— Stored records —
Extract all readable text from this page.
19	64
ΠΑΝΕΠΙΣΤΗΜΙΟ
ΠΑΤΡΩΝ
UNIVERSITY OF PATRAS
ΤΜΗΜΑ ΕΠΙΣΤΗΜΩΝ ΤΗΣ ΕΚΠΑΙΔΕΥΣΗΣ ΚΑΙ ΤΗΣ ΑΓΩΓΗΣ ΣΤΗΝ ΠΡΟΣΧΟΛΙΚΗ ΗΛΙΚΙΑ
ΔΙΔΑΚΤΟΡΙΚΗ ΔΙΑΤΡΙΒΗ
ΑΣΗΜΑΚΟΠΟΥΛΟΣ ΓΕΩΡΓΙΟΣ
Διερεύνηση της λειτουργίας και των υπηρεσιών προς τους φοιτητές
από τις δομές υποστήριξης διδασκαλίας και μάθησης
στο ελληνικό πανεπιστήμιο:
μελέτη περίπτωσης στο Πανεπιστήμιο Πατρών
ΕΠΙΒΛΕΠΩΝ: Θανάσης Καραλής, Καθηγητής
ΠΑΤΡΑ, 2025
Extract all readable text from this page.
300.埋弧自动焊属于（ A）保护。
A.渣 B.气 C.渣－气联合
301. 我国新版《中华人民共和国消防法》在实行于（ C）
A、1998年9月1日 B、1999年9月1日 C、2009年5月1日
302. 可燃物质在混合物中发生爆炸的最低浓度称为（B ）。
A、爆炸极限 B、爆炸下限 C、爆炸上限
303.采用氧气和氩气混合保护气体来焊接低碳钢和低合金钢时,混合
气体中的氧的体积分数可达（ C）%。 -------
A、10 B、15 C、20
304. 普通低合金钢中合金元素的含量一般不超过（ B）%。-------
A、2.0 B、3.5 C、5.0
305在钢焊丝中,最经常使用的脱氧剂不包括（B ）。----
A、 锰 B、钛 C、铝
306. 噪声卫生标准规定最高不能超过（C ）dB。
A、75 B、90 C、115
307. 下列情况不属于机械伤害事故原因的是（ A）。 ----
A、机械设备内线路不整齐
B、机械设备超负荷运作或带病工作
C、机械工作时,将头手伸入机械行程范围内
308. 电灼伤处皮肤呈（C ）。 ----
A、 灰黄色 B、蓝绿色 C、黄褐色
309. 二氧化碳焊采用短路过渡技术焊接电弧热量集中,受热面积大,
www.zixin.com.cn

— Exercise requirements —
Return what is listed above, exactly and completely.

— Answer to this exercise —
Extract all readable text from this page.
19	64
ΠΑΝΕΠΙΣΤΗΜΙΟ
ΠΑΤΡΩΝ
UNIVERSITY OF PATRAS
ΤΜΗΜΑ ΕΠΙΣΤΗΜΩΝ ΤΗΣ ΕΚΠΑΙΔΕΥΣΗΣ ΚΑΙ ΤΗΣ ΑΓΩΓΗΣ ΣΤΗΝ ΠΡΟΣΧΟΛΙΚΗ ΗΛΙΚΙΑ
ΔΙΔΑΚΤΟΡΙΚΗ ΔΙΑΤΡΙΒΗ
ΑΣΗΜΑΚΟΠΟΥΛΟΣ ΓΕΩΡΓΙΟΣ
Διερεύνηση της λειτουργίας και των υπηρεσιών προς τους φοιτητές
από τις δομές υποστήριξης διδασκαλίας και μάθησης
στο ελληνικό πανεπιστήμιο:
μελέτη περίπτωσης στο Πανεπιστήμιο Πατρών
ΕΠΙΒΛΕΠΩΝ: Θανάσης Καραλής, Καθηγητής
ΠΑΤΡΑ, 2025
Extract all readable text from this page.
300.埋弧自动焊属于（ A）保护。
A.渣 B.气 C.渣－气联合
301. 我国新版《中华人民共和国消防法》在实行于（ C）
A、1998年9月1日 B、1999年9月1日 C、2009年5月1日
302. 可燃物质在混合物中发生爆炸的最低浓度称为（B ）。
A、爆炸极限 B、爆炸下限 C、爆炸上限
303.采用氧气和氩气混合保护气体来焊接低碳钢和低合金钢时,混合
气体中的氧的体积分数可达（ C）%。 -------
A、10 B、15 C、20
304. 普通低合金钢中合金元素的含量一般不超过（ B）%。-------
A、2.0 B、3.5 C、5.0
305在钢焊丝中,最经常使用的脱氧剂不包括（B ）。----
A、 锰 B、钛 C、铝
306. 噪声卫生标准规定最高不能超过（C ）dB。
A、75 B、90 C、115
307. 下列情况不属于机械伤害事故原因的是（ A）。 ----
A、机械设备内线路不整齐
B、机械设备超负荷运作或带病工作
C、机械工作时,将头手伸入机械行程范围内
308. 电灼伤处皮肤呈（C ）。 ----
A、 灰黄色 B、蓝绿色 C、黄褐色
309. 二氧化碳焊采用短路过渡技术焊接电弧热量集中,受热面积大,
www.zixin.com.cn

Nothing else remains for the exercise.